## Job
Find out how many lines of the material contain the string "text" and give only that figure.

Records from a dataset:

==========

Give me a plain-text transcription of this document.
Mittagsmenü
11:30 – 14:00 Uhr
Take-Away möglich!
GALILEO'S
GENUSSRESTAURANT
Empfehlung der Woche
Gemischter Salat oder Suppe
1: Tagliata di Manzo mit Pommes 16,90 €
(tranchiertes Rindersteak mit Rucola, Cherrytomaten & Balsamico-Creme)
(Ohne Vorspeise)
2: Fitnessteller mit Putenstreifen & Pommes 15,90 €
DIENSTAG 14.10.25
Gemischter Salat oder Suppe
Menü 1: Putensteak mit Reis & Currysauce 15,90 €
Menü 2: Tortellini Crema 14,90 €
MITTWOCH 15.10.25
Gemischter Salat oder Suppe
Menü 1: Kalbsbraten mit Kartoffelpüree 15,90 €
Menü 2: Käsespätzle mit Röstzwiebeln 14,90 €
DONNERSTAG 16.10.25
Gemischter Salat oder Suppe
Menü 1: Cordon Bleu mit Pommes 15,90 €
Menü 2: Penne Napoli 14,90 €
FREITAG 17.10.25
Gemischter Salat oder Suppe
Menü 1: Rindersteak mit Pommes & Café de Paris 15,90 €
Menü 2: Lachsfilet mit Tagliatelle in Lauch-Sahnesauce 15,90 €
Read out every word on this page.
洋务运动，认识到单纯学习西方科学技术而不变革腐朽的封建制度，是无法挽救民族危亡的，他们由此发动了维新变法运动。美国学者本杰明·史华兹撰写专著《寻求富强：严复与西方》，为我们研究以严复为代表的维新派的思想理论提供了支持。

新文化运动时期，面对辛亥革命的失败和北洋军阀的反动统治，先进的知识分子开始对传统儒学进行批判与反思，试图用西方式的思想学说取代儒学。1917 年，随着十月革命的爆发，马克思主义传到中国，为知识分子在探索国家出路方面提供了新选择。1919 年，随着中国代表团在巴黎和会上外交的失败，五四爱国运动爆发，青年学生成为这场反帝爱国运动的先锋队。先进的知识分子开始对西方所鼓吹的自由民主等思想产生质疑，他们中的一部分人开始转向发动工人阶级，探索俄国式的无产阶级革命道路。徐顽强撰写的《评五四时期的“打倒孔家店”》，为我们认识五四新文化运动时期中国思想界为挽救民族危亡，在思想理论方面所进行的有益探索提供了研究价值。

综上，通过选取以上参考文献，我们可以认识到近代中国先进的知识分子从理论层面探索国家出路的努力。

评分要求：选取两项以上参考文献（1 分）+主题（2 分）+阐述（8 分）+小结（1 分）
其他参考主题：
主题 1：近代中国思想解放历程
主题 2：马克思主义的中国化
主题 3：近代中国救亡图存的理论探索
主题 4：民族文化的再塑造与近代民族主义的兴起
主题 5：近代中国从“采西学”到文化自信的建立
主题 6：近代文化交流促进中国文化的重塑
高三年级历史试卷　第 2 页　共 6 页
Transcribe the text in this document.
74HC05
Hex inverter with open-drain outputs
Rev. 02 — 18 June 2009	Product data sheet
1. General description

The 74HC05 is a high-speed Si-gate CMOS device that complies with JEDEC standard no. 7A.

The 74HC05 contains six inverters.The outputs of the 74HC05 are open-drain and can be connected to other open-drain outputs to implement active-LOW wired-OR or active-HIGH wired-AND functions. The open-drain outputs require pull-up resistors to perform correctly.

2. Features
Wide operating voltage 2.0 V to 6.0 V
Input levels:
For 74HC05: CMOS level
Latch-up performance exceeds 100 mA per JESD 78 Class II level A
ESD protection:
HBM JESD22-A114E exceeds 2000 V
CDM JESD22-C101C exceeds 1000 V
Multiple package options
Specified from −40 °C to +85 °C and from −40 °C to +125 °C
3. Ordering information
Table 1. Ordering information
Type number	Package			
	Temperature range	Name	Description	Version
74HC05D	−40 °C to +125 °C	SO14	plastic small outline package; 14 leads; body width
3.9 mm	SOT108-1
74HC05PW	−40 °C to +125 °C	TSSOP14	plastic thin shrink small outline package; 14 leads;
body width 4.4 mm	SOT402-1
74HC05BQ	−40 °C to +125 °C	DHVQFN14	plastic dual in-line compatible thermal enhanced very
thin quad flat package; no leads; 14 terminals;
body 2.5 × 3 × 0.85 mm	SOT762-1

==========

## Exercise solution
2